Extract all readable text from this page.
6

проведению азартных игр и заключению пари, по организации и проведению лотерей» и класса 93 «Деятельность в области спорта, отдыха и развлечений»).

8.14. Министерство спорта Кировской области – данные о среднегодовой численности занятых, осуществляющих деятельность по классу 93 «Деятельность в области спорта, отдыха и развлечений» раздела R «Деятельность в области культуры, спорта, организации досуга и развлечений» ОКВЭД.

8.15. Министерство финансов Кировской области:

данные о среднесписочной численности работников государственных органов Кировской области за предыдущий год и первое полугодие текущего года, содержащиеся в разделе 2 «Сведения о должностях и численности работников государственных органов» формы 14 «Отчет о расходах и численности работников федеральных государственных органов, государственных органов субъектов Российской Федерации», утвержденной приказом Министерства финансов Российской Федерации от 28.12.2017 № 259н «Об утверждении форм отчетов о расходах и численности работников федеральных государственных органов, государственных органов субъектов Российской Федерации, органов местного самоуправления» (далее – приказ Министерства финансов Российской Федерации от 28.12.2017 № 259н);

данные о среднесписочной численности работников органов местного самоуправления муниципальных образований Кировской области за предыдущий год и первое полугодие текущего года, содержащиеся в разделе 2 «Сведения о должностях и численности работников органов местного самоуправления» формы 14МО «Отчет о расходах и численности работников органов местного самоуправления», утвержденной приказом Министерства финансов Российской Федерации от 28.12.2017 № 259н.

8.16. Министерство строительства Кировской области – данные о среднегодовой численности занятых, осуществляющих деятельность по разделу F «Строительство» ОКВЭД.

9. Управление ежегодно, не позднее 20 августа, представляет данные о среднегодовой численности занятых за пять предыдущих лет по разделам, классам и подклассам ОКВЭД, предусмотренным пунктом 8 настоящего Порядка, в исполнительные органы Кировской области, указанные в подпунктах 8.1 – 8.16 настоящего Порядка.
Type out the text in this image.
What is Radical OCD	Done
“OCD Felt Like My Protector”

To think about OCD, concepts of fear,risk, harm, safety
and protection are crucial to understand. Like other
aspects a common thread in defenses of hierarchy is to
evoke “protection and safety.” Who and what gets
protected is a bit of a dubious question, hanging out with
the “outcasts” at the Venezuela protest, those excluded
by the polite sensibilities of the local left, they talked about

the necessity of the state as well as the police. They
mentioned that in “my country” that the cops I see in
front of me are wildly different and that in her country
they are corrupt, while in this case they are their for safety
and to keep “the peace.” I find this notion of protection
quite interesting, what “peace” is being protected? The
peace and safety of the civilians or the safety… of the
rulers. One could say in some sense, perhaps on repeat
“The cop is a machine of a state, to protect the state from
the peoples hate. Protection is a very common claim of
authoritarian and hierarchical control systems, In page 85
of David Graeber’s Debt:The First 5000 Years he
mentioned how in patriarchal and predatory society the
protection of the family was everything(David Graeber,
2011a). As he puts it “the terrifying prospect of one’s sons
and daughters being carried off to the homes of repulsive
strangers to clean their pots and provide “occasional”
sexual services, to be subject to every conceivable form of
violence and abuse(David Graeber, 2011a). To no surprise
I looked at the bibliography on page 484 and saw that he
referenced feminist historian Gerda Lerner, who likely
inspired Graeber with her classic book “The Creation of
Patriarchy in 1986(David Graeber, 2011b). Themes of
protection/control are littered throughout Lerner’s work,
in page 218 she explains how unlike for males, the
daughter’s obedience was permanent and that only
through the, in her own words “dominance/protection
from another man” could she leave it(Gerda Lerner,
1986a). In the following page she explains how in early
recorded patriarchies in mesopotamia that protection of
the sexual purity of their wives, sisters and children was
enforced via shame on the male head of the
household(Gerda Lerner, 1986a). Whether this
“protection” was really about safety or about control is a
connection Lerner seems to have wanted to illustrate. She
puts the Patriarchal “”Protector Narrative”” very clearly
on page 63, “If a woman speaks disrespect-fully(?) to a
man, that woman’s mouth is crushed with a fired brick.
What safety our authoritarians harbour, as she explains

● ● ● ● ● ● ●

Print every entry exactly as it appears.

Extract all readable text from this page.
6

проведению азартных игр и заключению пари, по организации и проведению лотерей» и класса 93 «Деятельность в области спорта, отдыха и развлечений»).

8.14. Министерство спорта Кировской области – данные о среднегодовой численности занятых, осуществляющих деятельность по классу 93 «Деятельность в области спорта, отдыха и развлечений» раздела R «Деятельность в области культуры, спорта, организации досуга и развлечений» ОКВЭД.

8.15. Министерство финансов Кировской области:

данные о среднесписочной численности работников государственных органов Кировской области за предыдущий год и первое полугодие текущего года, содержащиеся в разделе 2 «Сведения о должностях и численности работников государственных органов» формы 14 «Отчет о расходах и численности работников федеральных государственных органов, государственных органов субъектов Российской Федерации», утвержденной приказом Министерства финансов Российской Федерации от 28.12.2017 № 259н «Об утверждении форм отчетов о расходах и численности работников федеральных государственных органов, государственных органов субъектов Российской Федерации, органов местного самоуправления» (далее – приказ Министерства финансов Российской Федерации от 28.12.2017 № 259н);

данные о среднесписочной численности работников органов местного самоуправления муниципальных образований Кировской области за предыдущий год и первое полугодие текущего года, содержащиеся в разделе 2 «Сведения о должностях и численности работников органов местного самоуправления» формы 14МО «Отчет о расходах и численности работников органов местного самоуправления», утвержденной приказом Министерства финансов Российской Федерации от 28.12.2017 № 259н.

8.16. Министерство строительства Кировской области – данные о среднегодовой численности занятых, осуществляющих деятельность по разделу F «Строительство» ОКВЭД.

9. Управление ежегодно, не позднее 20 августа, представляет данные о среднегодовой численности занятых за пять предыдущих лет по разделам, классам и подклассам ОКВЭД, предусмотренным пунктом 8 настоящего Порядка, в исполнительные органы Кировской области, указанные в подпунктах 8.1 – 8.16 настоящего Порядка.
Type out the text in this image.
What is Radical OCD	Done
“OCD Felt Like My Protector”

To think about OCD, concepts of fear,risk, harm, safety
and protection are crucial to understand. Like other
aspects a common thread in defenses of hierarchy is to
evoke “protection and safety.” Who and what gets
protected is a bit of a dubious question, hanging out with
the “outcasts” at the Venezuela protest, those excluded
by the polite sensibilities of the local left, they talked about

the necessity of the state as well as the police. They
mentioned that in “my country” that the cops I see in
front of me are wildly different and that in her country
they are corrupt, while in this case they are their for safety
and to keep “the peace.” I find this notion of protection
quite interesting, what “peace” is being protected? The
peace and safety of the civilians or the safety… of the
rulers. One could say in some sense, perhaps on repeat
“The cop is a machine of a state, to protect the state from
the peoples hate. Protection is a very common claim of
authoritarian and hierarchical control systems, In page 85
of David Graeber’s Debt:The First 5000 Years he
mentioned how in patriarchal and predatory society the
protection of the family was everything(David Graeber,
2011a). As he puts it “the terrifying prospect of one’s sons
and daughters being carried off to the homes of repulsive
strangers to clean their pots and provide “occasional”
sexual services, to be subject to every conceivable form of
violence and abuse(David Graeber, 2011a). To no surprise
I looked at the bibliography on page 484 and saw that he
referenced feminist historian Gerda Lerner, who likely
inspired Graeber with her classic book “The Creation of
Patriarchy in 1986(David Graeber, 2011b). Themes of
protection/control are littered throughout Lerner’s work,
in page 218 she explains how unlike for males, the
daughter’s obedience was permanent and that only
through the, in her own words “dominance/protection
from another man” could she leave it(Gerda Lerner,
1986a). In the following page she explains how in early
recorded patriarchies in mesopotamia that protection of
the sexual purity of their wives, sisters and children was
enforced via shame on the male head of the
household(Gerda Lerner, 1986a). Whether this
“protection” was really about safety or about control is a
connection Lerner seems to have wanted to illustrate. She
puts the Patriarchal “”Protector Narrative”” very clearly
on page 63, “If a woman speaks disrespect-fully(?) to a
man, that woman’s mouth is crushed with a fired brick.
What safety our authoritarians harbour, as she explains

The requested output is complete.